» GIVEN EXERCISE
Report how many lines include the word "name", and nothing besides that number.

» RECORDS SUPPLIED
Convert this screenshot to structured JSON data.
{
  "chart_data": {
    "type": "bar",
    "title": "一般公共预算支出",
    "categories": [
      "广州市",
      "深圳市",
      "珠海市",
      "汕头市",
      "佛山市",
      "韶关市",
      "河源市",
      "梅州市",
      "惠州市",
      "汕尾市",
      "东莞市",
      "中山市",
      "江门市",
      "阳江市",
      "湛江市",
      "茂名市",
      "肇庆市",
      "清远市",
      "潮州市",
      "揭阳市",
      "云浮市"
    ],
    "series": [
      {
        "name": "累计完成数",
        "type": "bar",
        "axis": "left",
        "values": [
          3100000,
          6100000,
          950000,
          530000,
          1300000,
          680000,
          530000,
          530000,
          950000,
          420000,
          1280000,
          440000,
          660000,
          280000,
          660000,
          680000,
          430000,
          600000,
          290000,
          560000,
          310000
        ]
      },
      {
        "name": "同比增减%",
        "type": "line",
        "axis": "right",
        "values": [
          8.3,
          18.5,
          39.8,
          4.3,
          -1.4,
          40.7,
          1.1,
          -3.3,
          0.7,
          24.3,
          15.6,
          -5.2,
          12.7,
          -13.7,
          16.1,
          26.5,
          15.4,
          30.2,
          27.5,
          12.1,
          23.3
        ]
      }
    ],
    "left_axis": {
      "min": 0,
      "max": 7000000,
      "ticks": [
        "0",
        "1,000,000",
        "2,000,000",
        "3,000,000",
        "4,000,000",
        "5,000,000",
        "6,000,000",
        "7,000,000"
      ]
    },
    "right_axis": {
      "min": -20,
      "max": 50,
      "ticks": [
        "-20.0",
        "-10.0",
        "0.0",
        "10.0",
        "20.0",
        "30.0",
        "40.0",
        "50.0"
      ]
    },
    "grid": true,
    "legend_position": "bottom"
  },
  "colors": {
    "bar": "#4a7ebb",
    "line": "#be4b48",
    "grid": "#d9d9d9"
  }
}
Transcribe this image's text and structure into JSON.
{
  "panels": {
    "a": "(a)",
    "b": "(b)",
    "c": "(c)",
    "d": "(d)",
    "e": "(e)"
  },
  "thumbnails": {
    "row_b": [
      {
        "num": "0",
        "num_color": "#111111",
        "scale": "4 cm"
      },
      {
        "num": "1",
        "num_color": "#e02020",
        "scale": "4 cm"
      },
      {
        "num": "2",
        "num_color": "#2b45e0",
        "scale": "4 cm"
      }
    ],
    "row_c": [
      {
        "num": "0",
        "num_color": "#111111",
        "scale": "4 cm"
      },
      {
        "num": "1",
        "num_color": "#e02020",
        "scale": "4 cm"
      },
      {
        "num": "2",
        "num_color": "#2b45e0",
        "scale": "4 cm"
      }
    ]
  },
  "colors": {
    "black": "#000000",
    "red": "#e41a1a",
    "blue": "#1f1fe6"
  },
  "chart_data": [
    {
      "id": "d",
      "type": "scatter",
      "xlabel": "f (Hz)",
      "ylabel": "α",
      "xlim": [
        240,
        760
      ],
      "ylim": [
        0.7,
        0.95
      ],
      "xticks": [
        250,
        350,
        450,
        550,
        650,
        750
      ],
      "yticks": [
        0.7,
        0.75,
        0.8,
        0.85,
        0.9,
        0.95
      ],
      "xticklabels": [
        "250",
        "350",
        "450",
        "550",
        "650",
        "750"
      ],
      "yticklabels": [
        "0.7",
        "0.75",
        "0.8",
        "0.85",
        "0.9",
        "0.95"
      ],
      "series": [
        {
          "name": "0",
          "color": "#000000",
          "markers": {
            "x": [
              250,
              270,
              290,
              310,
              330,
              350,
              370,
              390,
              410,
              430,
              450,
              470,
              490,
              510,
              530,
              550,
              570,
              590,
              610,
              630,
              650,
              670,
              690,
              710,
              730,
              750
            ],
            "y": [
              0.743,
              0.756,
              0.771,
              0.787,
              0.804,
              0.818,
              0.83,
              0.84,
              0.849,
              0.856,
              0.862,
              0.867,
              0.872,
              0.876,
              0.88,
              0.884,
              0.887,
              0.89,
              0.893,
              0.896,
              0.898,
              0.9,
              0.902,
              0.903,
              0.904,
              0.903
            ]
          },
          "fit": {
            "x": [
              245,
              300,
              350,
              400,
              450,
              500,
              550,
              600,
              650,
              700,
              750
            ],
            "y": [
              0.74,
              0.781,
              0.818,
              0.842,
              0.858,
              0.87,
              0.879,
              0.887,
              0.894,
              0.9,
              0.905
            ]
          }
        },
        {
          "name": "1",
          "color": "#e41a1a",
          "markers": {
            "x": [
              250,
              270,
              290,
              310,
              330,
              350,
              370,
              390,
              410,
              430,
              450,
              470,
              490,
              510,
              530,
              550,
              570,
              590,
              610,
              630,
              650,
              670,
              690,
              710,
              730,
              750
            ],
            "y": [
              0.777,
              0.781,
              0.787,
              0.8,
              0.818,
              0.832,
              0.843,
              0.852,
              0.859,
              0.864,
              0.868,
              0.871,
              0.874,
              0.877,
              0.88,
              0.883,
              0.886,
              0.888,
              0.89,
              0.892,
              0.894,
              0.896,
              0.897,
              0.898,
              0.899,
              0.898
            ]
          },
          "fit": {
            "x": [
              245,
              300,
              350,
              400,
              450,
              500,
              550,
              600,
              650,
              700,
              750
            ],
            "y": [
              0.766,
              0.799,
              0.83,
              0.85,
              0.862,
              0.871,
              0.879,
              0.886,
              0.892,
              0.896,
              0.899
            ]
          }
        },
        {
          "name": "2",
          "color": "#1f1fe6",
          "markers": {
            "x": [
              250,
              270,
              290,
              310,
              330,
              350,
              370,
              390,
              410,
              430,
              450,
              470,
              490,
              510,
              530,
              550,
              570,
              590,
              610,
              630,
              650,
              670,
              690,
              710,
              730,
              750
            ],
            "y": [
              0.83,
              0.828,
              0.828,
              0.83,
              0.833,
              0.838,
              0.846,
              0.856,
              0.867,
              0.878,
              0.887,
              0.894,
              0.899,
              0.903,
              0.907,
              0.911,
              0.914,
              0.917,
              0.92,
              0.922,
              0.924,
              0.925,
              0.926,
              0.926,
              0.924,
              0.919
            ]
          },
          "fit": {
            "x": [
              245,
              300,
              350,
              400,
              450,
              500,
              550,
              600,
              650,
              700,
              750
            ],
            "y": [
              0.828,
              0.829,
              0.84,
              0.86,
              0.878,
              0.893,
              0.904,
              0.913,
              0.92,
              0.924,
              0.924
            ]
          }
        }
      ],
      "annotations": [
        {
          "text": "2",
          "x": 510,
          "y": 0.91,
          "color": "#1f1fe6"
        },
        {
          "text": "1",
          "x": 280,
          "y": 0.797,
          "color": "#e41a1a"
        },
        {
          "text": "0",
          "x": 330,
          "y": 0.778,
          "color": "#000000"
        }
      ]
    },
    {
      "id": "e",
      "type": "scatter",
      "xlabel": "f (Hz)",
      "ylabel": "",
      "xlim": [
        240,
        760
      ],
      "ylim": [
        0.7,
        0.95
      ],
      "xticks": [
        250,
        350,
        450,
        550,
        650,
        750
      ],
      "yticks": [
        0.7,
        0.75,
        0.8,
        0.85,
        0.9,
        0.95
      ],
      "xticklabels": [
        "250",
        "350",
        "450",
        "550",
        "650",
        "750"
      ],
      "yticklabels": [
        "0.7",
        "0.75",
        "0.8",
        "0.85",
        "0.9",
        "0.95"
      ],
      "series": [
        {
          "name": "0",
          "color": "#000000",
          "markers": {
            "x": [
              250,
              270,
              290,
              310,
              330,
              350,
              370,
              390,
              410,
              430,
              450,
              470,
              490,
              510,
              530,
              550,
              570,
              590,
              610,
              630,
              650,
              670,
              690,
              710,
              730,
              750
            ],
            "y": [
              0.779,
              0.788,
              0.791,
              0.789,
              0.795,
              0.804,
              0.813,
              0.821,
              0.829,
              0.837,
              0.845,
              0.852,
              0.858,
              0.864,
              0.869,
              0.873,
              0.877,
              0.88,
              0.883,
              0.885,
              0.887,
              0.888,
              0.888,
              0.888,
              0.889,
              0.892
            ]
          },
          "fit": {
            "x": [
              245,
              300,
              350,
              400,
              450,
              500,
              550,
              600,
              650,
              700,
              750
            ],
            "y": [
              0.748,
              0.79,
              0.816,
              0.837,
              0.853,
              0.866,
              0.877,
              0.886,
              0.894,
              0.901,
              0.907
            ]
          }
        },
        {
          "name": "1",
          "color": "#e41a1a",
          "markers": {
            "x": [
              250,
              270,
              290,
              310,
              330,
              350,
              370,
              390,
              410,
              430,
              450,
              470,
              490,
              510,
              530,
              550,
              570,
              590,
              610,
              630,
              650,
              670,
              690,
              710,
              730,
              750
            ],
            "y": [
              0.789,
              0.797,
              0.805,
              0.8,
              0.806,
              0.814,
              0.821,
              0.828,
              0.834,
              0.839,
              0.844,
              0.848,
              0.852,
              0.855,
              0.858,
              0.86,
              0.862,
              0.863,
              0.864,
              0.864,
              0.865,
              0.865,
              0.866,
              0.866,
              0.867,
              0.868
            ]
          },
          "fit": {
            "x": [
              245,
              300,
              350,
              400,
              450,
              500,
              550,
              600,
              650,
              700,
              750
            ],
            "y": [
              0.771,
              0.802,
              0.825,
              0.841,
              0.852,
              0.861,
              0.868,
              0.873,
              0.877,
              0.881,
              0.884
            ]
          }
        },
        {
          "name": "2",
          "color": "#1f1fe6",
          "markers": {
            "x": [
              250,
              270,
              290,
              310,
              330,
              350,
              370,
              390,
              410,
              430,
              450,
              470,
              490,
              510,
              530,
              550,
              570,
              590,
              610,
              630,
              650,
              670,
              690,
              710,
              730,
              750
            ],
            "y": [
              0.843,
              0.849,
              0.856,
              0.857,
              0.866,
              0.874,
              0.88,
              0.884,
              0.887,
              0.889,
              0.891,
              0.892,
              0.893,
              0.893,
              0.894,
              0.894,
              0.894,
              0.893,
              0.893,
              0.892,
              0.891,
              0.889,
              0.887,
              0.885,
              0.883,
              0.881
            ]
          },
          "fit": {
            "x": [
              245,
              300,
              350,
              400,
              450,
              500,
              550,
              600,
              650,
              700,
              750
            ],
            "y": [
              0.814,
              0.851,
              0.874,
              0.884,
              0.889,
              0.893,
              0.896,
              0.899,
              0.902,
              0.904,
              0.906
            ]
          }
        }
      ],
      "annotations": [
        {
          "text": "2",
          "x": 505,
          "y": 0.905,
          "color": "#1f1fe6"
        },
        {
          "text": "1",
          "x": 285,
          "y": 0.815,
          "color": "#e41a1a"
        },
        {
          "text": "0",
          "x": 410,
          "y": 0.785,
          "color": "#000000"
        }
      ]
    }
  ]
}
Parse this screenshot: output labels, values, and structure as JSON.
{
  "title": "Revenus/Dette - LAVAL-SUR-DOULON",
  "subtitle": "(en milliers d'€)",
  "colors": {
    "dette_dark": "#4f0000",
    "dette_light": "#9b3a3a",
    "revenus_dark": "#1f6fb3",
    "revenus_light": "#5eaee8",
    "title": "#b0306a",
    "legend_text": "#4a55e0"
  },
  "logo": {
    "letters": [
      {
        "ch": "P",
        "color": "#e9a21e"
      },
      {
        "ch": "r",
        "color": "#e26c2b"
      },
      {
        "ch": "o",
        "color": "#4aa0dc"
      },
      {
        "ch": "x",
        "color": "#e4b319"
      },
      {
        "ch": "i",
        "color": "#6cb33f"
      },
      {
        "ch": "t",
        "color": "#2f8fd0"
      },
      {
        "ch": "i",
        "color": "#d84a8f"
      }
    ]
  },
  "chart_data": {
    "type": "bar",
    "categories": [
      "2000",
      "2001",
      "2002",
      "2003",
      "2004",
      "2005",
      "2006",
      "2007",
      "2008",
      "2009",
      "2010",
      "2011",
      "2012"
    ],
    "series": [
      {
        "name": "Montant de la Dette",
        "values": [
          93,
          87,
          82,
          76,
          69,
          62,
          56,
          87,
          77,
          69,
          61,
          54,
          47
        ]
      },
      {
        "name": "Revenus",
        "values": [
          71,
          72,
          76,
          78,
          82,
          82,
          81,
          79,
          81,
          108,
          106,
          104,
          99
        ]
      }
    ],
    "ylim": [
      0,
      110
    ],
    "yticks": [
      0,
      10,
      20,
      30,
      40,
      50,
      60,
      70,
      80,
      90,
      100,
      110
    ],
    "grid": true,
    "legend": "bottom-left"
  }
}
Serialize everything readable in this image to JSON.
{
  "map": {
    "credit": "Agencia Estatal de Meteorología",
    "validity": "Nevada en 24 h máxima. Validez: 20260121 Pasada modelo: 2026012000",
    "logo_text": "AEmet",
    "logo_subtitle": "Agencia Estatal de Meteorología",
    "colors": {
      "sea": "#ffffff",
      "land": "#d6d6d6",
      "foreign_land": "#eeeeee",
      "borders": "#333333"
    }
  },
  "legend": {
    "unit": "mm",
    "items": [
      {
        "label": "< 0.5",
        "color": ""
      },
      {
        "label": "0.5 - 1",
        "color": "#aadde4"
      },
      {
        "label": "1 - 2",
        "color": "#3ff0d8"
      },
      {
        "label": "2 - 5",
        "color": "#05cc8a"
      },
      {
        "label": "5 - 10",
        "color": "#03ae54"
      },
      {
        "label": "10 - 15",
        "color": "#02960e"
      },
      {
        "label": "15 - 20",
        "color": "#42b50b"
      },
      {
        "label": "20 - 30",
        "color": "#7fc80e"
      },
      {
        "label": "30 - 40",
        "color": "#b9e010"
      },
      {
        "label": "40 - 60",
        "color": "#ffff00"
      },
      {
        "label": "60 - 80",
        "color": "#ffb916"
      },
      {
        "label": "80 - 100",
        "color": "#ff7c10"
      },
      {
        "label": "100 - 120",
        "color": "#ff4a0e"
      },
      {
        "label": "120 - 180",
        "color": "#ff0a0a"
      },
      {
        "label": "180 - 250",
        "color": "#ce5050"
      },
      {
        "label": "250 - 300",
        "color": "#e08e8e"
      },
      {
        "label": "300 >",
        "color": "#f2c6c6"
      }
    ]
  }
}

» TASK ANSWER
10